=== Objective ===
Gather all lines from the material that contain "home".

[Items listed in a dataset]
>> Start
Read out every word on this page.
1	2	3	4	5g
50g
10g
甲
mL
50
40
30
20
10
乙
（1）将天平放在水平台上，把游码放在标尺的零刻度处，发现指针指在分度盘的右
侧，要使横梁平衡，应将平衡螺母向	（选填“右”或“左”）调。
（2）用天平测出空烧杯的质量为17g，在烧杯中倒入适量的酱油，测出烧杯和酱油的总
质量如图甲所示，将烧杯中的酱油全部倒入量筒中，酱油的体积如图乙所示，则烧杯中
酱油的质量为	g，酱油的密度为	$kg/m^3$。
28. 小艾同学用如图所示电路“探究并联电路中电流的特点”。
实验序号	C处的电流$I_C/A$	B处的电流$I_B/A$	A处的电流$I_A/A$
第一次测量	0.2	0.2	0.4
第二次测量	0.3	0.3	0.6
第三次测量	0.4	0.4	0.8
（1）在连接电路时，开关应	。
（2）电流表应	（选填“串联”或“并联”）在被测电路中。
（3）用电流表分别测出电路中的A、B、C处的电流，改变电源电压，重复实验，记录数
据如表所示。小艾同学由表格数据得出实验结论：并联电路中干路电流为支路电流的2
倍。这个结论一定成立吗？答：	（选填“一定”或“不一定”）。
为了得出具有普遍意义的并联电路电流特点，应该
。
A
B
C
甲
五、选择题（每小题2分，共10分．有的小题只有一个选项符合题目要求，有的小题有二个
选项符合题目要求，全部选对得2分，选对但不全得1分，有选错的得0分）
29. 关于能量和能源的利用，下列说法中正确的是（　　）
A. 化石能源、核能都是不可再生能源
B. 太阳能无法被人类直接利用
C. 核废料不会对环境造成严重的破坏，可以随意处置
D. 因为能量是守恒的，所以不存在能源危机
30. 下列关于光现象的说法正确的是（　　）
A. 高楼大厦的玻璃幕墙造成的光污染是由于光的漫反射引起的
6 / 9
>> End
>> Start
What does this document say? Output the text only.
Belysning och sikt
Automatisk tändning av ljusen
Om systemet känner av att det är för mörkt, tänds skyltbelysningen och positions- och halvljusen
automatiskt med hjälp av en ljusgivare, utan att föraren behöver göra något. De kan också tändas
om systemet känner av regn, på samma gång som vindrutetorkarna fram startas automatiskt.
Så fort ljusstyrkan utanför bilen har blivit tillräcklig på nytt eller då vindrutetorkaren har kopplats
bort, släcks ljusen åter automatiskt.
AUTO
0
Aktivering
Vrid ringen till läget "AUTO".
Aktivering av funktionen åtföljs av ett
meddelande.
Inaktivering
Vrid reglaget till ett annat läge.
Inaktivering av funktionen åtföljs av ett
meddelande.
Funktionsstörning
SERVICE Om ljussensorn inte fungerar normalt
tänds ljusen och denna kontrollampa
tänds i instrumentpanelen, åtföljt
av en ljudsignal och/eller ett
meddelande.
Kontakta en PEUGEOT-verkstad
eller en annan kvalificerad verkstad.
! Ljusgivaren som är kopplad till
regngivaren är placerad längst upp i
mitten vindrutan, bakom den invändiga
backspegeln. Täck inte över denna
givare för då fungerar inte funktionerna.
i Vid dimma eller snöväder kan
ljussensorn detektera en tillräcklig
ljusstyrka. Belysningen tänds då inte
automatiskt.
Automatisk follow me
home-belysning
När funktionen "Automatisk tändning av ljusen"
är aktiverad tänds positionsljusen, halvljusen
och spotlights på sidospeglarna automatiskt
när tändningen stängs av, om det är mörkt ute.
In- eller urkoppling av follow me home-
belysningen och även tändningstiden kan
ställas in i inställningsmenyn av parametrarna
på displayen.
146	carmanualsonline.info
>> End
>> Start
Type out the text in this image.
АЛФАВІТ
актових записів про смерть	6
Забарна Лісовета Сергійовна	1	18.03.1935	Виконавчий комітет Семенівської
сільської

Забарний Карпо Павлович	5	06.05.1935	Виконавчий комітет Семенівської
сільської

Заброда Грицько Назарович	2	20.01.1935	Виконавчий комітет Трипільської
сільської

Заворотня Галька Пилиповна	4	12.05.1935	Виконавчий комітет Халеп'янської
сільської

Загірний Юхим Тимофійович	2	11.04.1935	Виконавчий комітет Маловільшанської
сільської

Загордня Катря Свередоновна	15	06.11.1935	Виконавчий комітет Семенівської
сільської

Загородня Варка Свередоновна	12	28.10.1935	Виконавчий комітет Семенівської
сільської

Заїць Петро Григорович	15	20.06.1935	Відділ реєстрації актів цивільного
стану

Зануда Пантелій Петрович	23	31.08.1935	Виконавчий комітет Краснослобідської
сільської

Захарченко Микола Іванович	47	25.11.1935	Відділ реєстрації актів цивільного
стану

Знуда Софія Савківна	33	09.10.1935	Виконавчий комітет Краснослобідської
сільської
>> End
=== The output ===
home-belysning
In- eller urkoppling av follow me home-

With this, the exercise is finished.